**TEXT PROVIDED:**
Redemption Transaction Fee. A fixed redemption transaction fee, payable to the Custodian, may be imposed for the transfer and other transaction costs associated with the redemption of Creation Units (“Redemption Order Costs”). The standard fixed redemption transaction fee for a Fund, regardless of the number of Creation Units redeemed in the transaction, can be found in the table below. Each Fund may adjust the redemption transaction fee from time to time. The fixed redemption fee may be waived on certain orders if the Custodian has determined to waive some or all of the Redemption Order Costs associated with the order or another party, such as the Adviser, has agreed to pay such fee.

 

In addition, a variable fee, payable to each Fund, of up to the maximum percentage listed in the table below of the value of the Creation Units subject to the transaction may be imposed for cash redemptions, non-standard orders, or partial cash redemptions (when cash redemptions are available) of Creation Units. The variable charge is primarily designed to cover additional costs (e.g., brokerage, taxes) involved with selling portfolio securities to satisfy a cash redemption. Each Fund may determine to not charge a variable fee on certain orders when the Adviser has determined that doing so is in the best interests of Fund shareholders.

**RAW DATA:**
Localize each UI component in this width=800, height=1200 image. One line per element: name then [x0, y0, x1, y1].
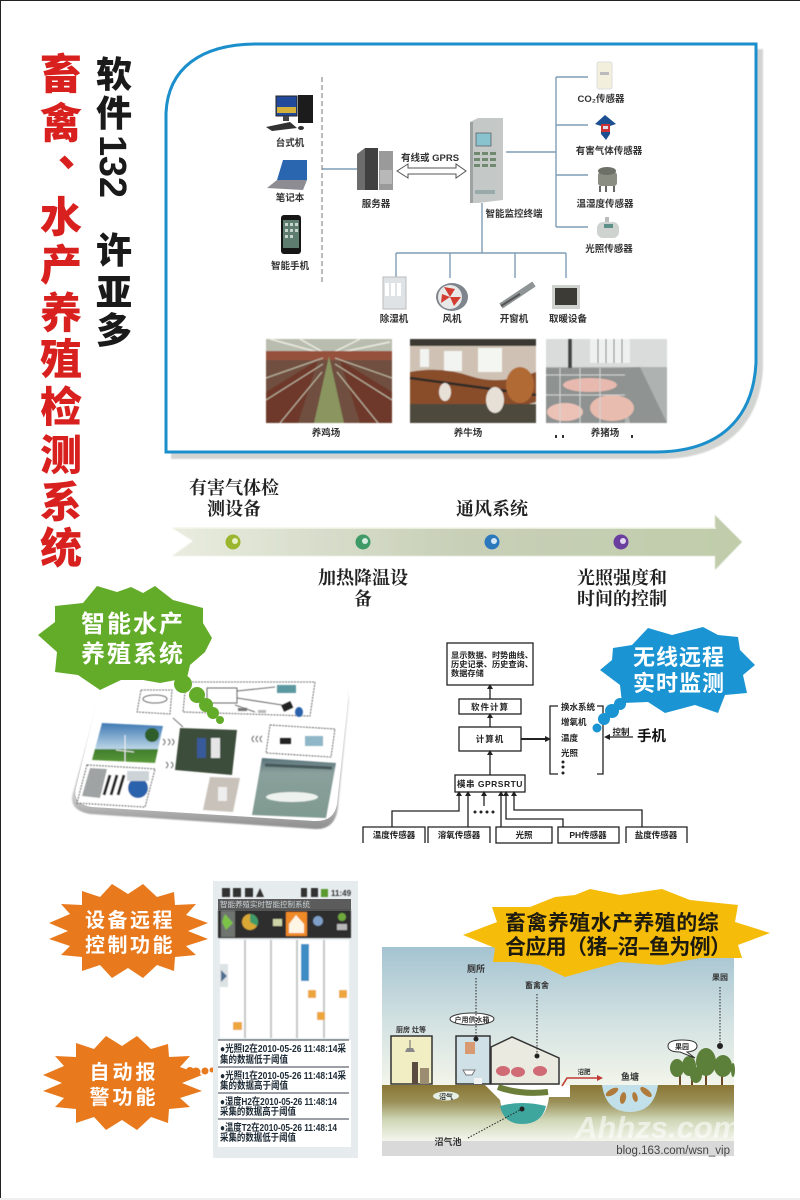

**TO DO:**
A. In the redemption fee passage, can you reproduce verbatim the portion starting at "In addition, a" and ending at "of Fund shareholders."?
B. According to the redemption fee passage, why might a Fund impose a variable fee on cash redemptions?

**SET OF ANSWERS:**
A.
In addition, a variable fee, payable to each Fund, of up to the maximum percentage listed in the table below of the value of the Creation Units subject to the transaction may be imposed for cash redemptions, non-standard orders, or partial cash redemptions (when cash redemptions are available) of Creation Units. The variable charge is primarily designed to cover additional costs (e.g., brokerage, taxes) involved with selling portfolio securities to satisfy a cash redemption. Each Fund may determine to not charge a variable fee on certain orders when the Adviser has determined that doing so is in the best interests of Fund shareholders.

B. The variable charge is primarily meant to cover the additional costs, such as brokerage and taxes, of selling portfolio securities to meet a cash redemption. It may also apply to non-standard orders and partial cash redemptions of Creation Units.